Write out all the entries word for word, but skip any images.

### DATA SUPPLIED:
-*-
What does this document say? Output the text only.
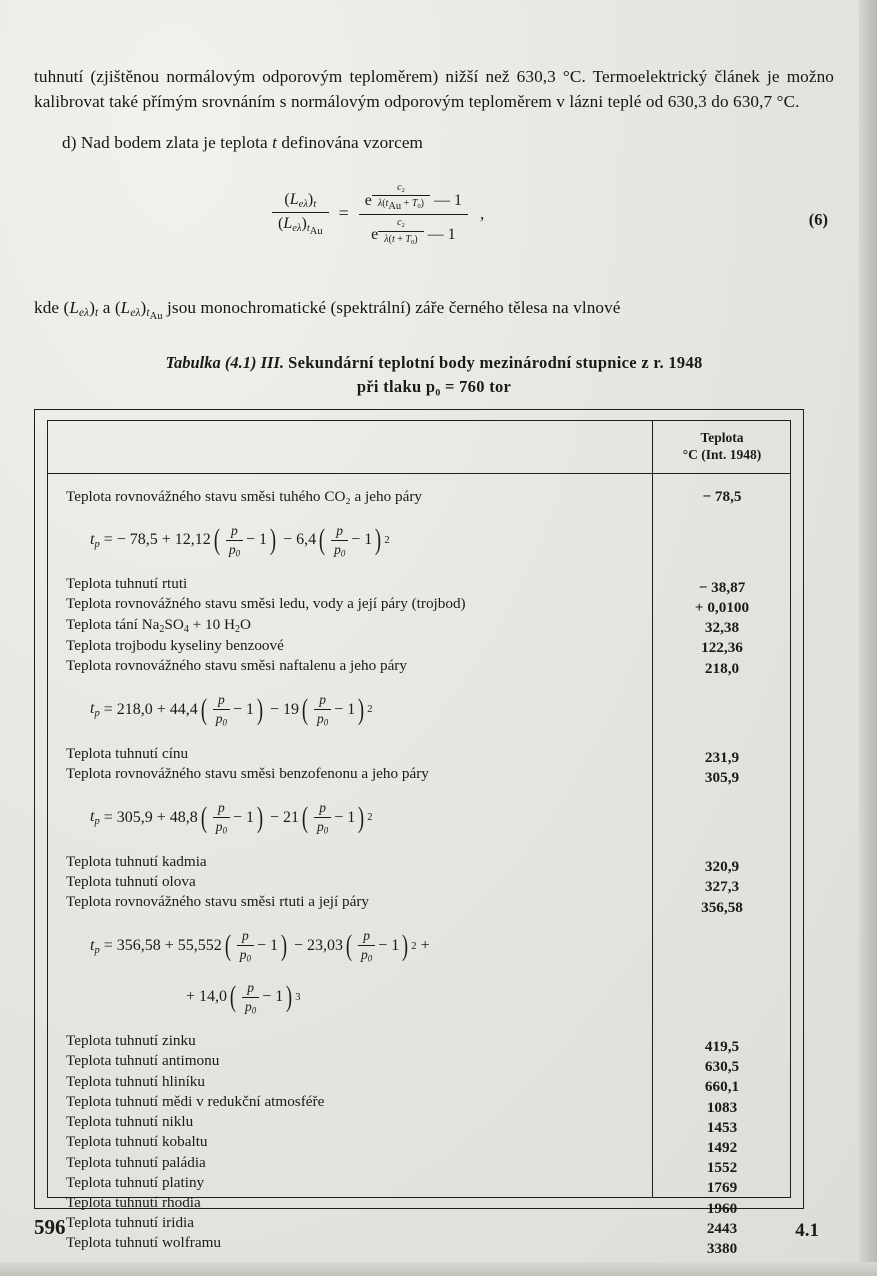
tuhnutí (zjištěnou normálovým odporovým teploměrem) nižší než 630,3 °C. Termoelektrický článek je možno kalibrovat také přímým srovnáním s normálovým odporovým teploměrem v lázni teplé od 630,3 do 630,7 °C.

d) Nad bodem zlata je teplota t definována vzorcem

$\frac{(L_{e\lambda})_t}{(L_{e\lambda})_{t_{Au}}} = e$ $^{\frac{c_2}{\lambda(t_{Au} + T_0)}}$ — 1
e $^{\frac{c_2}{\lambda(t + T_0)}}$ — 1 ,	(6)

kde $(L_{e\lambda})_t$ a $(L_{e\lambda})_{t_{Au}}$ jsou monochromatické (spektrální) záře černého tělesa na vlnové

Tabulka (4.1) III. Sekundární teplotní body mezinárodní stupnice z r. 1948
při tlaku p₀ = 760 tor
Teplota
°C (Int. 1948)
Teplota rovnovážného stavu směsi tuhého CO₂ a jeho páry
$t_p$ = − 78,5 + 12,12 ( p
$p_0$
− 1 ) − 6,4 ( p
$p_0$
− 1 ) 2
Teplota tuhnutí rtuti
Teplota rovnovážného stavu směsi ledu, vody a její páry (trojbod)
Teplota tání $Na_2SO_4 + 10$ $H_2O$
Teplota trojbodu kyseliny benzoové
Teplota rovnovážného stavu směsi naftalenu a jeho páry
$t_p = 218,0 + 44,4$ ( p
$p_0$
− 1 ) − 19 ( p
$p_0$
− 1 ) 2
Teplota tuhnutí cínu
Teplota rovnovážného stavu směsi benzofenonu a jeho páry
$t_p = 305,9 + 48,8$ ( p
$p_0$
− 1 ) − 21 ( p
$p_0$
− 1 ) 2
Teplota tuhnutí kadmia
Teplota tuhnutí olova
Teplota rovnovážného stavu směsi rtuti a její páry
$t_p = 356,58 + 55,552$ ( p
$p_0$
− 1 ) − 23,03 ( p
$p_0$
− 1 ) 2 +
+ 14,0 ( p
$p_0$
− 1 ) 3
Teplota tuhnutí zinku
Teplota tuhnutí antimonu
Teplota tuhnutí hliníku
Teplota tuhnutí mědi v redukční atmosféře
Teplota tuhnutí niklu
Teplota tuhnutí kobaltu
Teplota tuhnutí paládia
Teplota tuhnutí platiny
Teplota tuhnutí rhodia
Teplota tuhnutí iridia
Teplota tuhnutí wolframu
− 78,5
− 38,87
+ 0,0100
32,38
122,36
218,0
231,9
305,9
320,9
327,3
356,58
419,5
630,5
660,1
1083
1453
1492
1552
1769
1960
2443
3380
596	4.1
-*-
### WRITTEN RESPONSE:
What does this document say? Output the text only.
tuhnutí (zjištěnou normálovým odporovým teploměrem) nižší než 630,3 °C. Termoelektrický článek je možno kalibrovat také přímým srovnáním s normálovým odporovým teploměrem v lázni teplé od 630,3 do 630,7 °C.

d) Nad bodem zlata je teplota t definována vzorcem

$\frac{(L_{e\lambda})_t}{(L_{e\lambda})_{t_{Au}}} = e$ $^{\frac{c_2}{\lambda(t_{Au} + T_0)}}$ — 1
e $^{\frac{c_2}{\lambda(t + T_0)}}$ — 1 ,	(6)

kde $(L_{e\lambda})_t$ a $(L_{e\lambda})_{t_{Au}}$ jsou monochromatické (spektrální) záře černého tělesa na vlnové

Tabulka (4.1) III. Sekundární teplotní body mezinárodní stupnice z r. 1948
při tlaku p₀ = 760 tor
Teplota
°C (Int. 1948)
Teplota rovnovážného stavu směsi tuhého CO₂ a jeho páry
$t_p$ = − 78,5 + 12,12 ( p
$p_0$
− 1 ) − 6,4 ( p
$p_0$
− 1 ) 2
Teplota tuhnutí rtuti
Teplota rovnovážného stavu směsi ledu, vody a její páry (trojbod)
Teplota tání $Na_2SO_4 + 10$ $H_2O$
Teplota trojbodu kyseliny benzoové
Teplota rovnovážného stavu směsi naftalenu a jeho páry
$t_p = 218,0 + 44,4$ ( p
$p_0$
− 1 ) − 19 ( p
$p_0$
− 1 ) 2
Teplota tuhnutí cínu
Teplota rovnovážného stavu směsi benzofenonu a jeho páry
$t_p = 305,9 + 48,8$ ( p
$p_0$
− 1 ) − 21 ( p
$p_0$
− 1 ) 2
Teplota tuhnutí kadmia
Teplota tuhnutí olova
Teplota rovnovážného stavu směsi rtuti a její páry
$t_p = 356,58 + 55,552$ ( p
$p_0$
− 1 ) − 23,03 ( p
$p_0$
− 1 ) 2 +
+ 14,0 ( p
$p_0$
− 1 ) 3
Teplota tuhnutí zinku
Teplota tuhnutí antimonu
Teplota tuhnutí hliníku
Teplota tuhnutí mědi v redukční atmosféře
Teplota tuhnutí niklu
Teplota tuhnutí kobaltu
Teplota tuhnutí paládia
Teplota tuhnutí platiny
Teplota tuhnutí rhodia
Teplota tuhnutí iridia
Teplota tuhnutí wolframu
− 78,5
− 38,87
+ 0,0100
32,38
122,36
218,0
231,9
305,9
320,9
327,3
356,58
419,5
630,5
660,1
1083
1453
1492
1552
1769
1960
2443
3380
596	4.1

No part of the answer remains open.